[Collected data entries]
□ □ □ □ □

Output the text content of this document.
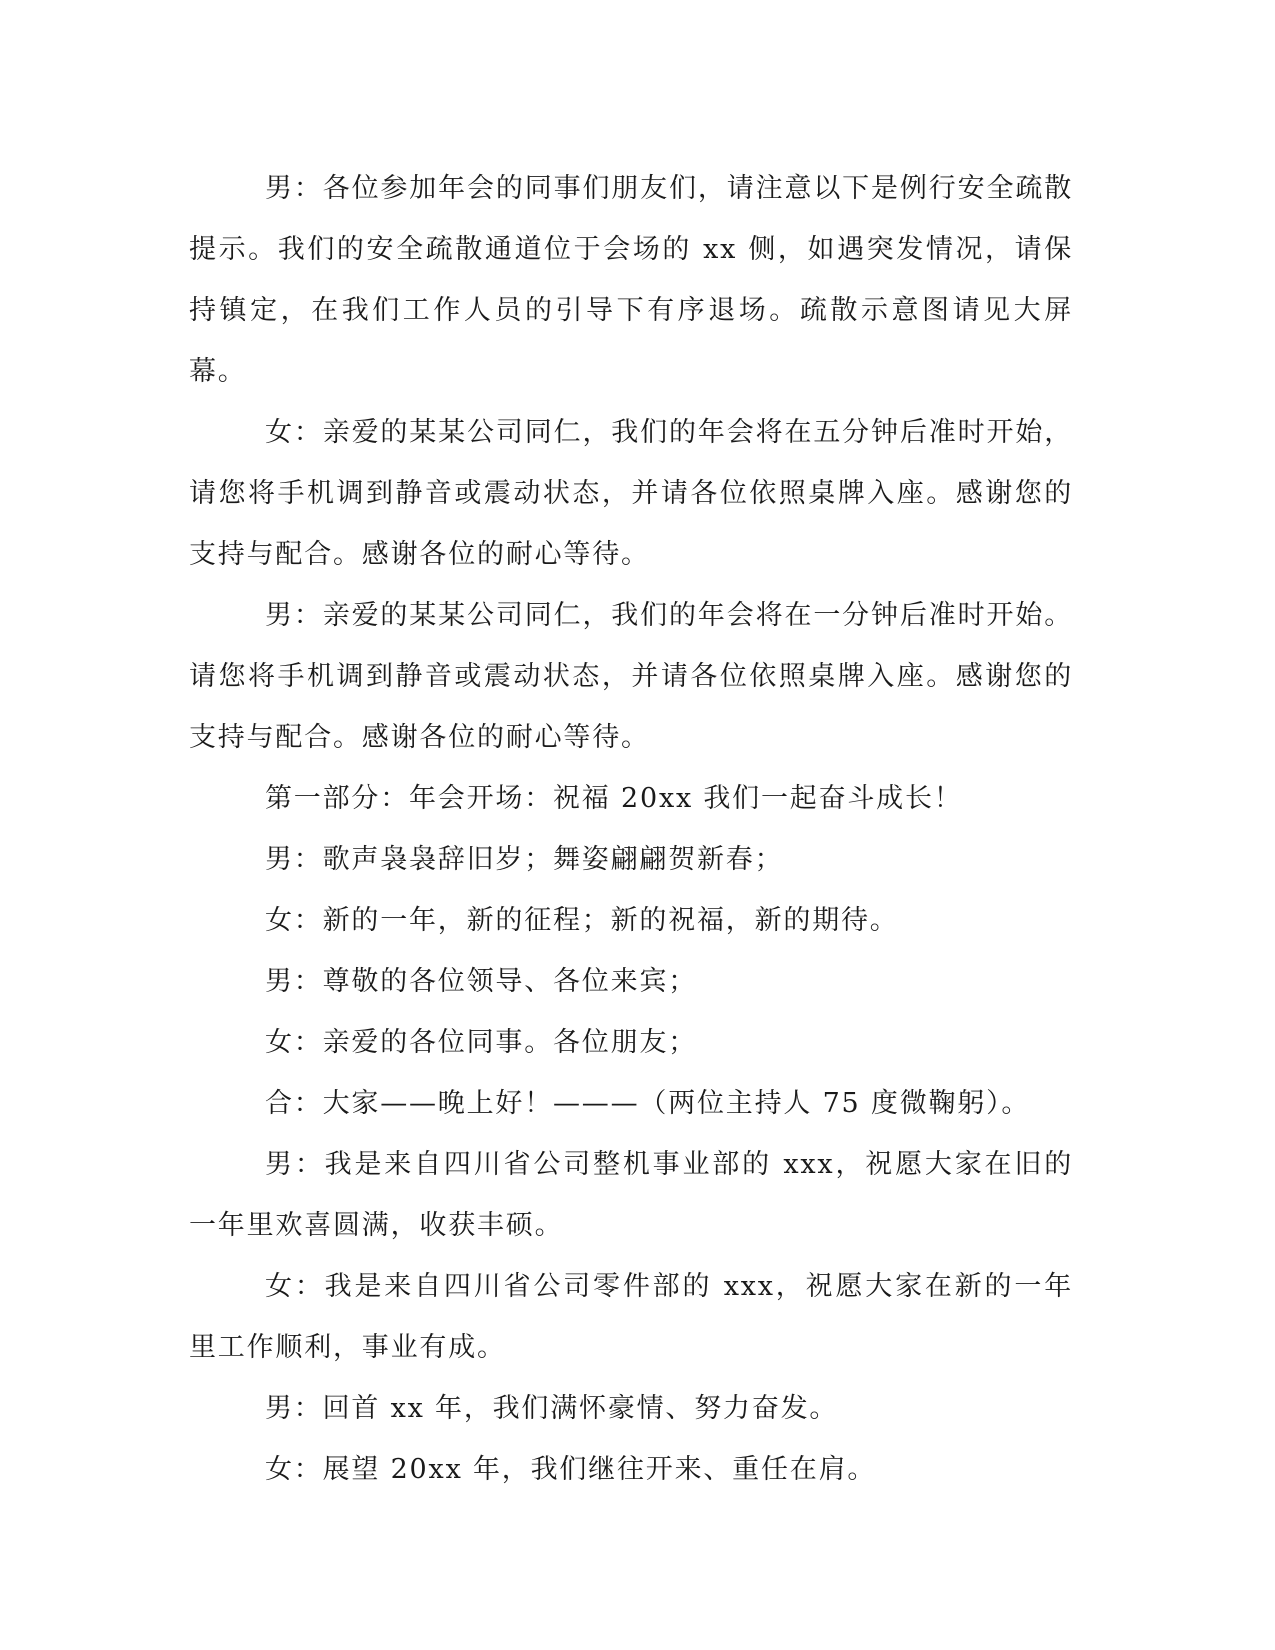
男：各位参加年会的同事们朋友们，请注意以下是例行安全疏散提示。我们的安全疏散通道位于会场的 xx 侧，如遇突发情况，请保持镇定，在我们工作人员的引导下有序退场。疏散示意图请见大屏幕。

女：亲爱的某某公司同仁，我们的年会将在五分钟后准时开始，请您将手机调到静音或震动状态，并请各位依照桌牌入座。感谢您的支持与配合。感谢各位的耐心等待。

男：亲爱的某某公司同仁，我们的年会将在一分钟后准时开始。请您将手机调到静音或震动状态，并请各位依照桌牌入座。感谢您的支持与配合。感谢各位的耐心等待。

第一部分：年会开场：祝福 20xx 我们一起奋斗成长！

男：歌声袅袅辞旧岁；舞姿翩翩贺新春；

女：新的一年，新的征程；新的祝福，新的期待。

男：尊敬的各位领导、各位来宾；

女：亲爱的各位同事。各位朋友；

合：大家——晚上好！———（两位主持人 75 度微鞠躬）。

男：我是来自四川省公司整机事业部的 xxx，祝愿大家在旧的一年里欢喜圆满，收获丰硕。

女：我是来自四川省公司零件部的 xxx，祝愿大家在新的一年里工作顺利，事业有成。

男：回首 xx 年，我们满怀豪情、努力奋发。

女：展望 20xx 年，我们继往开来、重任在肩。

□ □ □ □ □

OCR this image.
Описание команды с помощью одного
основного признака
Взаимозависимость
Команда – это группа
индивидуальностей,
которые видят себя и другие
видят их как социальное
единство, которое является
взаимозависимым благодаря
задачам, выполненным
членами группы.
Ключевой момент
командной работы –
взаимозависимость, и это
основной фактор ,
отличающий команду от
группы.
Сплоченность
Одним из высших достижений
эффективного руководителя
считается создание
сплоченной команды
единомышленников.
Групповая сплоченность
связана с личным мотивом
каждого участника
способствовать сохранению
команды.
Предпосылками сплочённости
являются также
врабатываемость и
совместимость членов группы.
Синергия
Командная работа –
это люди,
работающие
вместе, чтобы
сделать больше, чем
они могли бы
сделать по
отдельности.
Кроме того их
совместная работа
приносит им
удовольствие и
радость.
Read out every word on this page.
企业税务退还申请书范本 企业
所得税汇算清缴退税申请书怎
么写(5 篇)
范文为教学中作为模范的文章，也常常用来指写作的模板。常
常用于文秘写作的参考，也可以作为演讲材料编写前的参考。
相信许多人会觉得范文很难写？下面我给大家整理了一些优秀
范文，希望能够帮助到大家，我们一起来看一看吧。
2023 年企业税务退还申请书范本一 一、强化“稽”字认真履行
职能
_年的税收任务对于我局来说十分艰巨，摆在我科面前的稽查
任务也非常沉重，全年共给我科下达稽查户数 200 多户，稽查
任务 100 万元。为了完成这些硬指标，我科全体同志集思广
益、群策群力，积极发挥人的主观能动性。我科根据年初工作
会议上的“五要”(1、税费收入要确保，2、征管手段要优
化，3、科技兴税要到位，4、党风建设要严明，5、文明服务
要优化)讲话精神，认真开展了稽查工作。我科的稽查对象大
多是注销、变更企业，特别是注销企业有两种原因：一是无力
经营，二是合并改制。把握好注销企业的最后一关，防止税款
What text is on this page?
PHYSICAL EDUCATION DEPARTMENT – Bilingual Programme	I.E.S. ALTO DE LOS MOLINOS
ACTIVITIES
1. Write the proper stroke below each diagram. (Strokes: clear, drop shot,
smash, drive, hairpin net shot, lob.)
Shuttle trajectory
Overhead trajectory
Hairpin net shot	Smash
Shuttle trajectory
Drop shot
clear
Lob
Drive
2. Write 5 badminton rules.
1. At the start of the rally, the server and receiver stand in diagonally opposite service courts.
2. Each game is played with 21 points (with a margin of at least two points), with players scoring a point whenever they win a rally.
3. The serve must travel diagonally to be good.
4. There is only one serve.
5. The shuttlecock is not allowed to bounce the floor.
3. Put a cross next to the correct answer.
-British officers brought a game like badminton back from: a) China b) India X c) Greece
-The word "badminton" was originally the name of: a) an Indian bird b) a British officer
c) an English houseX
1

□ □ □ □ □

Return each line of the data that contains the string "Write".

- **Written answer**:
1. Write the proper stroke below each diagram. (Strokes: clear, drop shot,
2. Write 5 badminton rules.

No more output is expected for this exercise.